TASK REQUIREMENTS: Extract each line of the data and write it out again exactly.

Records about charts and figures
= = = = = = =

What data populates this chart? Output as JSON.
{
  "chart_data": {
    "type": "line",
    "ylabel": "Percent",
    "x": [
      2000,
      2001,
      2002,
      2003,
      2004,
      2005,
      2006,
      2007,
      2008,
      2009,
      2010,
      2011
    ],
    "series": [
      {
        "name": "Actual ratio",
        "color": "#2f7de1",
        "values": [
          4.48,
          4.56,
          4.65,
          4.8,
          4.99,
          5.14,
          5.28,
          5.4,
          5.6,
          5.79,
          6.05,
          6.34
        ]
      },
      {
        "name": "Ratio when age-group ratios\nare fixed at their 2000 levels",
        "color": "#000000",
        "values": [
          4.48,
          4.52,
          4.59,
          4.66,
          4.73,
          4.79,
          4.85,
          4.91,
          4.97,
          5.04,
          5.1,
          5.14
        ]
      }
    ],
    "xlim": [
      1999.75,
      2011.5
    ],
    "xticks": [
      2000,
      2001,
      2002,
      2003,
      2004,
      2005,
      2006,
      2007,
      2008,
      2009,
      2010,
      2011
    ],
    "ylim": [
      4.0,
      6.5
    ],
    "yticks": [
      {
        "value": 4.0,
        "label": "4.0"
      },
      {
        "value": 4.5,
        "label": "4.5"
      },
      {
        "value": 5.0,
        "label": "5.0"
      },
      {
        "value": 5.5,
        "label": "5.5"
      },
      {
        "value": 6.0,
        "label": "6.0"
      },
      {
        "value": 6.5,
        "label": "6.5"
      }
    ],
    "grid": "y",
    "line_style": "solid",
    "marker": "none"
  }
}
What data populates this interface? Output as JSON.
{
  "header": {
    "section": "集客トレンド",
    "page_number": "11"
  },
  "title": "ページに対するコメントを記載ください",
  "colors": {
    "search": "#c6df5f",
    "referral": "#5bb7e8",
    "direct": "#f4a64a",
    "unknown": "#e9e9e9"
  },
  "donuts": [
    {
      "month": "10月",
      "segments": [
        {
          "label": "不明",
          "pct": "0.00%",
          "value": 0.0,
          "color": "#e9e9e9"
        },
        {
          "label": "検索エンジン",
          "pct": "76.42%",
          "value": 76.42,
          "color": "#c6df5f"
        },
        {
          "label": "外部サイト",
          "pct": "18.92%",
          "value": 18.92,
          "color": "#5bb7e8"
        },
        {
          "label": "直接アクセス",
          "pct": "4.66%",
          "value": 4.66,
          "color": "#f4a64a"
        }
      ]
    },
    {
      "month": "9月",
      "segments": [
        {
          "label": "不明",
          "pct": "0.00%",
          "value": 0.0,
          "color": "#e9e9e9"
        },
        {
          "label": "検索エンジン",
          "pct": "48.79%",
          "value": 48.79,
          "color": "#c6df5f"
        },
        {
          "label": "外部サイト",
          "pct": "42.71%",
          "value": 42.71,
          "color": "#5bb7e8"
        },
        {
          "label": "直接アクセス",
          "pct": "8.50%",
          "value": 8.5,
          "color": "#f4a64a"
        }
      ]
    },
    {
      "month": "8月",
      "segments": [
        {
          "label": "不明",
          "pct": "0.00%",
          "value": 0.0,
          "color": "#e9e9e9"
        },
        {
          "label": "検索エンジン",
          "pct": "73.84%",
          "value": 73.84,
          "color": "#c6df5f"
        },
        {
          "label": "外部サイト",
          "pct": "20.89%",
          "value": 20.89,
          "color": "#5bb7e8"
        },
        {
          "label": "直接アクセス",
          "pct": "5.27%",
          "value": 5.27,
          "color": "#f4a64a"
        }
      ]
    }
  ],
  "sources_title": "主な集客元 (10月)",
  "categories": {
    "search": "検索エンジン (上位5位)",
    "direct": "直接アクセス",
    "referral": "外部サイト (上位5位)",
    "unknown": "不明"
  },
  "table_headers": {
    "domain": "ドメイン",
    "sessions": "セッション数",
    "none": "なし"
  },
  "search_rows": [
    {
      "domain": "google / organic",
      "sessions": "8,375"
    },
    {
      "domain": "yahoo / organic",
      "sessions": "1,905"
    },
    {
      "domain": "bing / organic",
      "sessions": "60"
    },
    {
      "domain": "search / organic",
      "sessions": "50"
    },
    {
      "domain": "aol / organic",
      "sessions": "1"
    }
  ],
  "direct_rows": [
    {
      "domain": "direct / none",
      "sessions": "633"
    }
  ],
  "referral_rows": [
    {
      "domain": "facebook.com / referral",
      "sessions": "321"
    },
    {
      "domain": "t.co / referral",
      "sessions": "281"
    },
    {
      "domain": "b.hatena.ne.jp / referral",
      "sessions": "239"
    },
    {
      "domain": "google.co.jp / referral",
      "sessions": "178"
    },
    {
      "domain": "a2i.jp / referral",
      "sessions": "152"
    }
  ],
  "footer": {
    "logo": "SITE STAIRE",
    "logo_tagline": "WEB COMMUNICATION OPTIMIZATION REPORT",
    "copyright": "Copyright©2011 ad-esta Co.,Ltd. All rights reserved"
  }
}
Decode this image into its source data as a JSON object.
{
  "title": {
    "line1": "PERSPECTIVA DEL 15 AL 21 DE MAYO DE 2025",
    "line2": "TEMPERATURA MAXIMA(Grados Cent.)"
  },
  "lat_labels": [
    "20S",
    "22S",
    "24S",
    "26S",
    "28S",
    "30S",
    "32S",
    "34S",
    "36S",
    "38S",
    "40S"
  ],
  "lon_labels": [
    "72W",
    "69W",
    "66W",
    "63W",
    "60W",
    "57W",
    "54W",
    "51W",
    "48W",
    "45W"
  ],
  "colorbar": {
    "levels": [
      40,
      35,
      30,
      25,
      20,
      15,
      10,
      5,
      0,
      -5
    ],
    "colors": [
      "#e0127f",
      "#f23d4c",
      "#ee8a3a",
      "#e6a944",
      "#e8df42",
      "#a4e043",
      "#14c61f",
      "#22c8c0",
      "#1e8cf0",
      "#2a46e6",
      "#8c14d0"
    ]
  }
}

= = = = = = =

EXERCISE RESPONSE:
What data populates this chart? Output as JSON.
{
  "chart_data": {
    "type": "line",
    "ylabel": "Percent",
    "x": [
      2000,
      2001,
      2002,
      2003,
      2004,
      2005,
      2006,
      2007,
      2008,
      2009,
      2010,
      2011
    ],
    "series": [
      {
        "name": "Actual ratio",
        "color": "#2f7de1",
        "values": [
          4.48,
          4.56,
          4.65,
          4.8,
          4.99,
          5.14,
          5.28,
          5.4,
          5.6,
          5.79,
          6.05,
          6.34
        ]
      },
      {
        "name": "Ratio when age-group ratios\nare fixed at their 2000 levels",
        "color": "#000000",
        "values": [
          4.48,
          4.52,
          4.59,
          4.66,
          4.73,
          4.79,
          4.85,
          4.91,
          4.97,
          5.04,
          5.1,
          5.14
        ]
      }
    ],
    "xlim": [
      1999.75,
      2011.5
    ],
    "xticks": [
      2000,
      2001,
      2002,
      2003,
      2004,
      2005,
      2006,
      2007,
      2008,
      2009,
      2010,
      2011
    ],
    "ylim": [
      4.0,
      6.5
    ],
    "yticks": [
      {
        "value": 4.0,
        "label": "4.0"
      },
      {
        "value": 4.5,
        "label": "4.5"
      },
      {
        "value": 5.0,
        "label": "5.0"
      },
      {
        "value": 5.5,
        "label": "5.5"
      },
      {
        "value": 6.0,
        "label": "6.0"
      },
      {
        "value": 6.5,
        "label": "6.5"
      }
    ],
    "grid": "y",
    "line_style": "solid",
    "marker": "none"
  }
}
What data populates this interface? Output as JSON.
{
  "header": {
    "section": "集客トレンド",
    "page_number": "11"
  },
  "title": "ページに対するコメントを記載ください",
  "colors": {
    "search": "#c6df5f",
    "referral": "#5bb7e8",
    "direct": "#f4a64a",
    "unknown": "#e9e9e9"
  },
  "donuts": [
    {
      "month": "10月",
      "segments": [
        {
          "label": "不明",
          "pct": "0.00%",
          "value": 0.0,
          "color": "#e9e9e9"
        },
        {
          "label": "検索エンジン",
          "pct": "76.42%",
          "value": 76.42,
          "color": "#c6df5f"
        },
        {
          "label": "外部サイト",
          "pct": "18.92%",
          "value": 18.92,
          "color": "#5bb7e8"
        },
        {
          "label": "直接アクセス",
          "pct": "4.66%",
          "value": 4.66,
          "color": "#f4a64a"
        }
      ]
    },
    {
      "month": "9月",
      "segments": [
        {
          "label": "不明",
          "pct": "0.00%",
          "value": 0.0,
          "color": "#e9e9e9"
        },
        {
          "label": "検索エンジン",
          "pct": "48.79%",
          "value": 48.79,
          "color": "#c6df5f"
        },
        {
          "label": "外部サイト",
          "pct": "42.71%",
          "value": 42.71,
          "color": "#5bb7e8"
        },
        {
          "label": "直接アクセス",
          "pct": "8.50%",
          "value": 8.5,
          "color": "#f4a64a"
        }
      ]
    },
    {
      "month": "8月",
      "segments": [
        {
          "label": "不明",
          "pct": "0.00%",
          "value": 0.0,
          "color": "#e9e9e9"
        },
        {
          "label": "検索エンジン",
          "pct": "73.84%",
          "value": 73.84,
          "color": "#c6df5f"
        },
        {
          "label": "外部サイト",
          "pct": "20.89%",
          "value": 20.89,
          "color": "#5bb7e8"
        },
        {
          "label": "直接アクセス",
          "pct": "5.27%",
          "value": 5.27,
          "color": "#f4a64a"
        }
      ]
    }
  ],
  "sources_title": "主な集客元 (10月)",
  "categories": {
    "search": "検索エンジン (上位5位)",
    "direct": "直接アクセス",
    "referral": "外部サイト (上位5位)",
    "unknown": "不明"
  },
  "table_headers": {
    "domain": "ドメイン",
    "sessions": "セッション数",
    "none": "なし"
  },
  "search_rows": [
    {
      "domain": "google / organic",
      "sessions": "8,375"
    },
    {
      "domain": "yahoo / organic",
      "sessions": "1,905"
    },
    {
      "domain": "bing / organic",
      "sessions": "60"
    },
    {
      "domain": "search / organic",
      "sessions": "50"
    },
    {
      "domain": "aol / organic",
      "sessions": "1"
    }
  ],
  "direct_rows": [
    {
      "domain": "direct / none",
      "sessions": "633"
    }
  ],
  "referral_rows": [
    {
      "domain": "facebook.com / referral",
      "sessions": "321"
    },
    {
      "domain": "t.co / referral",
      "sessions": "281"
    },
    {
      "domain": "b.hatena.ne.jp / referral",
      "sessions": "239"
    },
    {
      "domain": "google.co.jp / referral",
      "sessions": "178"
    },
    {
      "domain": "a2i.jp / referral",
      "sessions": "152"
    }
  ],
  "footer": {
    "logo": "SITE STAIRE",
    "logo_tagline": "WEB COMMUNICATION OPTIMIZATION REPORT",
    "copyright": "Copyright©2011 ad-esta Co.,Ltd. All rights reserved"
  }
}
Decode this image into its source data as a JSON object.
{
  "title": {
    "line1": "PERSPECTIVA DEL 15 AL 21 DE MAYO DE 2025",
    "line2": "TEMPERATURA MAXIMA(Grados Cent.)"
  },
  "lat_labels": [
    "20S",
    "22S",
    "24S",
    "26S",
    "28S",
    "30S",
    "32S",
    "34S",
    "36S",
    "38S",
    "40S"
  ],
  "lon_labels": [
    "72W",
    "69W",
    "66W",
    "63W",
    "60W",
    "57W",
    "54W",
    "51W",
    "48W",
    "45W"
  ],
  "colorbar": {
    "levels": [
      40,
      35,
      30,
      25,
      20,
      15,
      10,
      5,
      0,
      -5
    ],
    "colors": [
      "#e0127f",
      "#f23d4c",
      "#ee8a3a",
      "#e6a944",
      "#e8df42",
      "#a4e043",
      "#14c61f",
      "#22c8c0",
      "#1e8cf0",
      "#2a46e6",
      "#8c14d0"
    ]
  }
}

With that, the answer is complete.